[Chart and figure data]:
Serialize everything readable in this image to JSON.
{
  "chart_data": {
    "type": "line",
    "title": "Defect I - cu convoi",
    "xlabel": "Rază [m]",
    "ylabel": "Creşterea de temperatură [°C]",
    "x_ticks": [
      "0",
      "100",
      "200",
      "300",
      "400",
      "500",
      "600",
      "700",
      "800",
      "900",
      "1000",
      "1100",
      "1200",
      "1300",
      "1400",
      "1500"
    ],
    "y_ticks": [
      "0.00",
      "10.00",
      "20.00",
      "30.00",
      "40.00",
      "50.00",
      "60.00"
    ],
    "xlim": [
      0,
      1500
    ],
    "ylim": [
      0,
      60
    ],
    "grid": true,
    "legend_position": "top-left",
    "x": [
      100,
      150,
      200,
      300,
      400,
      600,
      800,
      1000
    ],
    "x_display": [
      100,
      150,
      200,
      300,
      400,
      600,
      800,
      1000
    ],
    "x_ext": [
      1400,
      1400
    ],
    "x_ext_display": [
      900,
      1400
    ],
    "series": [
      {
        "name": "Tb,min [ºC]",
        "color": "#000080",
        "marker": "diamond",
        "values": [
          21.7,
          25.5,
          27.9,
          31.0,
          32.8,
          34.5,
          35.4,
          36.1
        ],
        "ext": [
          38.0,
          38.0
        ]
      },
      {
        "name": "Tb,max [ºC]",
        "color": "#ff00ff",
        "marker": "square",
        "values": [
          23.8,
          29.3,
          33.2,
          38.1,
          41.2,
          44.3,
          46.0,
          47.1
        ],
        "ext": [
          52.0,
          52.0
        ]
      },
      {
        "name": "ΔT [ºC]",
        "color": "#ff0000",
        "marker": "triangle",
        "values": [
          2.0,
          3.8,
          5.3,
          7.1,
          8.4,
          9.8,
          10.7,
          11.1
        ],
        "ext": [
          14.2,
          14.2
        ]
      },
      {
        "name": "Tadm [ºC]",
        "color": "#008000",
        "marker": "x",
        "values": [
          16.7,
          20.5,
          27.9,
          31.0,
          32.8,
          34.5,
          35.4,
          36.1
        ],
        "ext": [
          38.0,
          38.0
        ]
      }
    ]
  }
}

[Goal of the exercise]:
Repeat every entry word for word.

[Finished exercise]:
Serialize everything readable in this image to JSON.
{
  "chart_data": {
    "type": "line",
    "title": "Defect I - cu convoi",
    "xlabel": "Rază [m]",
    "ylabel": "Creşterea de temperatură [°C]",
    "x_ticks": [
      "0",
      "100",
      "200",
      "300",
      "400",
      "500",
      "600",
      "700",
      "800",
      "900",
      "1000",
      "1100",
      "1200",
      "1300",
      "1400",
      "1500"
    ],
    "y_ticks": [
      "0.00",
      "10.00",
      "20.00",
      "30.00",
      "40.00",
      "50.00",
      "60.00"
    ],
    "xlim": [
      0,
      1500
    ],
    "ylim": [
      0,
      60
    ],
    "grid": true,
    "legend_position": "top-left",
    "x": [
      100,
      150,
      200,
      300,
      400,
      600,
      800,
      1000
    ],
    "x_display": [
      100,
      150,
      200,
      300,
      400,
      600,
      800,
      1000
    ],
    "x_ext": [
      1400,
      1400
    ],
    "x_ext_display": [
      900,
      1400
    ],
    "series": [
      {
        "name": "Tb,min [ºC]",
        "color": "#000080",
        "marker": "diamond",
        "values": [
          21.7,
          25.5,
          27.9,
          31.0,
          32.8,
          34.5,
          35.4,
          36.1
        ],
        "ext": [
          38.0,
          38.0
        ]
      },
      {
        "name": "Tb,max [ºC]",
        "color": "#ff00ff",
        "marker": "square",
        "values": [
          23.8,
          29.3,
          33.2,
          38.1,
          41.2,
          44.3,
          46.0,
          47.1
        ],
        "ext": [
          52.0,
          52.0
        ]
      },
      {
        "name": "ΔT [ºC]",
        "color": "#ff0000",
        "marker": "triangle",
        "values": [
          2.0,
          3.8,
          5.3,
          7.1,
          8.4,
          9.8,
          10.7,
          11.1
        ],
        "ext": [
          14.2,
          14.2
        ]
      },
      {
        "name": "Tadm [ºC]",
        "color": "#008000",
        "marker": "x",
        "values": [
          16.7,
          20.5,
          27.9,
          31.0,
          32.8,
          34.5,
          35.4,
          36.1
        ],
        "ext": [
          38.0,
          38.0
        ]
      }
    ]
  }
}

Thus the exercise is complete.